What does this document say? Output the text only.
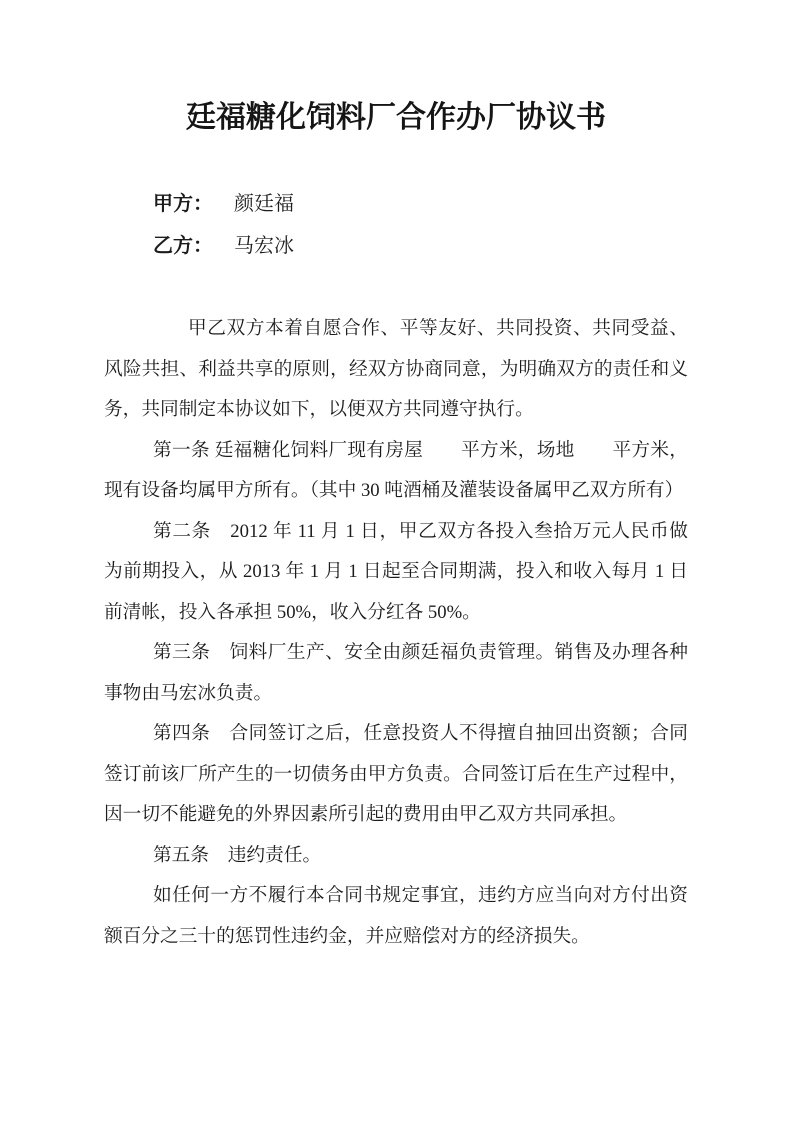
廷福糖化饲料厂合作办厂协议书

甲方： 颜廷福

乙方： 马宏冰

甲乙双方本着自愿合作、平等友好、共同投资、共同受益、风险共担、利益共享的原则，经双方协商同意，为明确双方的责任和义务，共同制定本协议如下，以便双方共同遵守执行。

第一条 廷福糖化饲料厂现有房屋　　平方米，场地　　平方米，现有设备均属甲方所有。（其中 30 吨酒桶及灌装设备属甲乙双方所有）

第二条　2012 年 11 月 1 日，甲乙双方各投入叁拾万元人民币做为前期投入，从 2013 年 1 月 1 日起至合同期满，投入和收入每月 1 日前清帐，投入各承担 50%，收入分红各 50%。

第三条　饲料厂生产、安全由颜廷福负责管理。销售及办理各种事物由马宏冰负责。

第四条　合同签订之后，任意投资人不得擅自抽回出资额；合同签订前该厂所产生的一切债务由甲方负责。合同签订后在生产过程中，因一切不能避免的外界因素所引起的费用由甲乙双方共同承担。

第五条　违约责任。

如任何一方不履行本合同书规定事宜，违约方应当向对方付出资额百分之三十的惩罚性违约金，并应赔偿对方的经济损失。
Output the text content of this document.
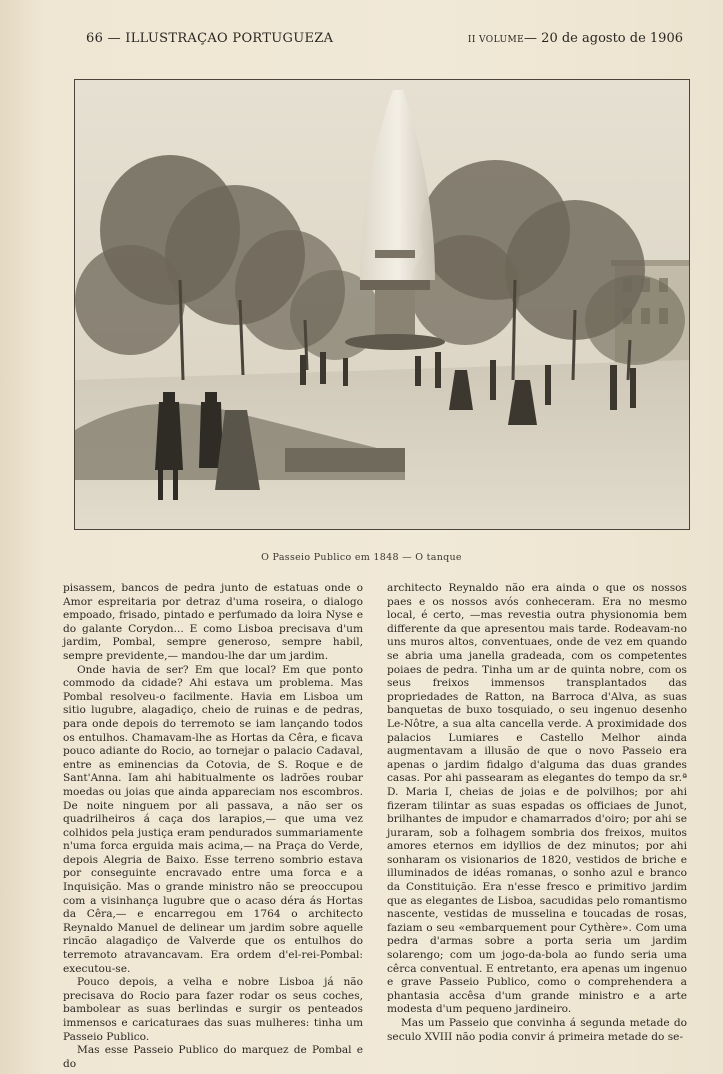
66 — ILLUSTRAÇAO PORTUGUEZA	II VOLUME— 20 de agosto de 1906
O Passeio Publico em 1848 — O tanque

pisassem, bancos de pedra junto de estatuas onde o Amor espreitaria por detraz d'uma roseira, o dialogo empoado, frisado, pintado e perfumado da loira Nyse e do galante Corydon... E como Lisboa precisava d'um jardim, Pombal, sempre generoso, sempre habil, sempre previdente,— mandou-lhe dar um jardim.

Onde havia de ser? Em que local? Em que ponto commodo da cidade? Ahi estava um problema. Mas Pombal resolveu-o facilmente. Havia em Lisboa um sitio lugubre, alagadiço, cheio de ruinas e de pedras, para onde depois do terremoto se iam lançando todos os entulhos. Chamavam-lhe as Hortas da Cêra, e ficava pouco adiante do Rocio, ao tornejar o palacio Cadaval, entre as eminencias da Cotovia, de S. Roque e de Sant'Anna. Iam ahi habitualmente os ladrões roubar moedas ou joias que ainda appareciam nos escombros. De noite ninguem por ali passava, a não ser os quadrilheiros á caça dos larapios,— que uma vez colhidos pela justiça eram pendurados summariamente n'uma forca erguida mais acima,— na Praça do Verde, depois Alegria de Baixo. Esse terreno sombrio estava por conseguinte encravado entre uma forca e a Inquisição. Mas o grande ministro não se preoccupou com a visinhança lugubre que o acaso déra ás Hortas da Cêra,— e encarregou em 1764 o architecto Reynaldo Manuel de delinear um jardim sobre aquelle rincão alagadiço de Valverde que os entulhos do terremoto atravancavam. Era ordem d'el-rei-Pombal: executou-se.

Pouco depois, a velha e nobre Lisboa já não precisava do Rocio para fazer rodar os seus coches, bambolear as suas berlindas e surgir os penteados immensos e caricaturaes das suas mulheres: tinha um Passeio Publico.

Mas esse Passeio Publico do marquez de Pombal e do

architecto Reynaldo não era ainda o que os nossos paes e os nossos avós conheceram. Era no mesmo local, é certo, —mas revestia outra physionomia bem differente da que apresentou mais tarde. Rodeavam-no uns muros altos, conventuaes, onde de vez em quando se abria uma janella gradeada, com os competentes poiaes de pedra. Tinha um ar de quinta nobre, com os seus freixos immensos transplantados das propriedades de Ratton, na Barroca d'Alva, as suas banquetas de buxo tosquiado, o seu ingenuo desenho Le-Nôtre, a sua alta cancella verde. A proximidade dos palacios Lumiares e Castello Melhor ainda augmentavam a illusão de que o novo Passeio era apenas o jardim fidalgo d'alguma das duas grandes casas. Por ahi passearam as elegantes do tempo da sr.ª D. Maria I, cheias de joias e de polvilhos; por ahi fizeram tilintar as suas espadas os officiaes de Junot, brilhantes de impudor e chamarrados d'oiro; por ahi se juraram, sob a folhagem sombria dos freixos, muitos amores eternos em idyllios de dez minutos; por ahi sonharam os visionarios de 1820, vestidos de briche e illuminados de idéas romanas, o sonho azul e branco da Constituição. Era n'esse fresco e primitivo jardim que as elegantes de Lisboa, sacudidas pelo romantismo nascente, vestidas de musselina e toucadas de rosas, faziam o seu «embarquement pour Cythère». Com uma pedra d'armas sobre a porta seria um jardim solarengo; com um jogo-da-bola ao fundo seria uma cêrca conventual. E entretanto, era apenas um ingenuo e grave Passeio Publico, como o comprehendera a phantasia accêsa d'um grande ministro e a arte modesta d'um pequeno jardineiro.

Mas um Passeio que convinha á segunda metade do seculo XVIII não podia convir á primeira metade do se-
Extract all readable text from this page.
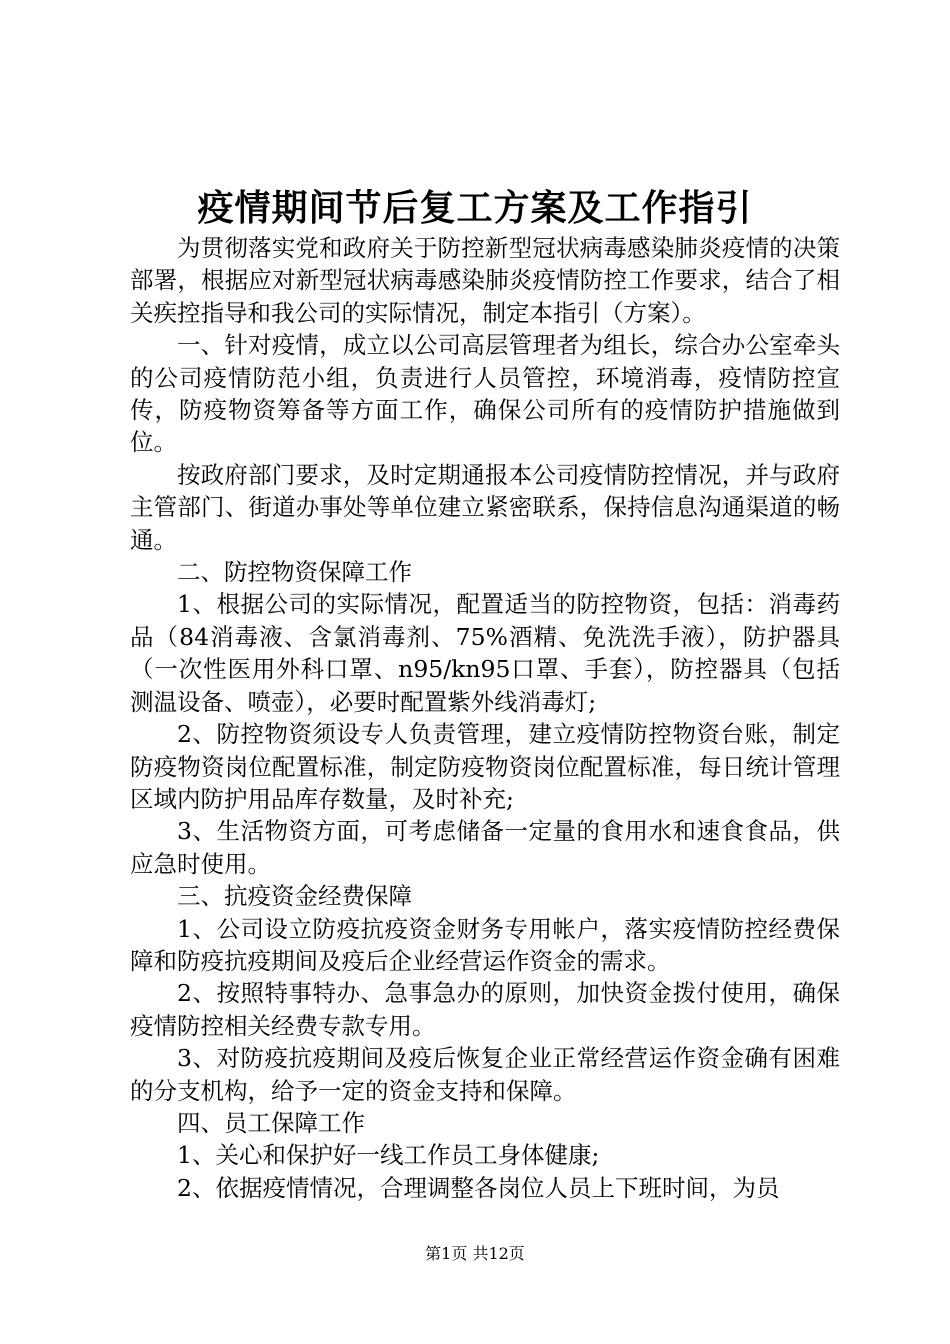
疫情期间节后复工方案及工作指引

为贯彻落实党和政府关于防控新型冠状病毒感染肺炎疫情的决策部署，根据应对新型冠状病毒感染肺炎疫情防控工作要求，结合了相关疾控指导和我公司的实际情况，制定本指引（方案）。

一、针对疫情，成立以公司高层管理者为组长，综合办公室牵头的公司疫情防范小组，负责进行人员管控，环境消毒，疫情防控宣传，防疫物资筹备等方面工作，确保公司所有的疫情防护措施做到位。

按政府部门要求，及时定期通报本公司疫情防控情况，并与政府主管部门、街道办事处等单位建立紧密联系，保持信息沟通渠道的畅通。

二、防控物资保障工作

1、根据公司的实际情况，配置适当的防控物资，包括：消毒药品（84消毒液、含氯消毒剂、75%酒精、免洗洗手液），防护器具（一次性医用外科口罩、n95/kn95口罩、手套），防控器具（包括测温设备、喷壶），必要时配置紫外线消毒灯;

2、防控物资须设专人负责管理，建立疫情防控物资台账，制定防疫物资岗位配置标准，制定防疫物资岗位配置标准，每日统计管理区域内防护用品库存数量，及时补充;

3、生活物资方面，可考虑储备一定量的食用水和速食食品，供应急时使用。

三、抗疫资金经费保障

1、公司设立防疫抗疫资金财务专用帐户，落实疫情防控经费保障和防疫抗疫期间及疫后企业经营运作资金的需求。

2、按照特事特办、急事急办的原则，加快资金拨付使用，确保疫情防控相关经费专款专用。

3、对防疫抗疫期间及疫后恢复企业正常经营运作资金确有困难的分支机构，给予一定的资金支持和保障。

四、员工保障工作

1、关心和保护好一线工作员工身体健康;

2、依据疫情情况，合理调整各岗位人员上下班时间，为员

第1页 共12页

* [What you have to do]:
Where a line above contains the word "this", copy that line.

* [Response]:
What does this document say? Output the text only.
Output the text content of this document.
Extract all readable text from this page.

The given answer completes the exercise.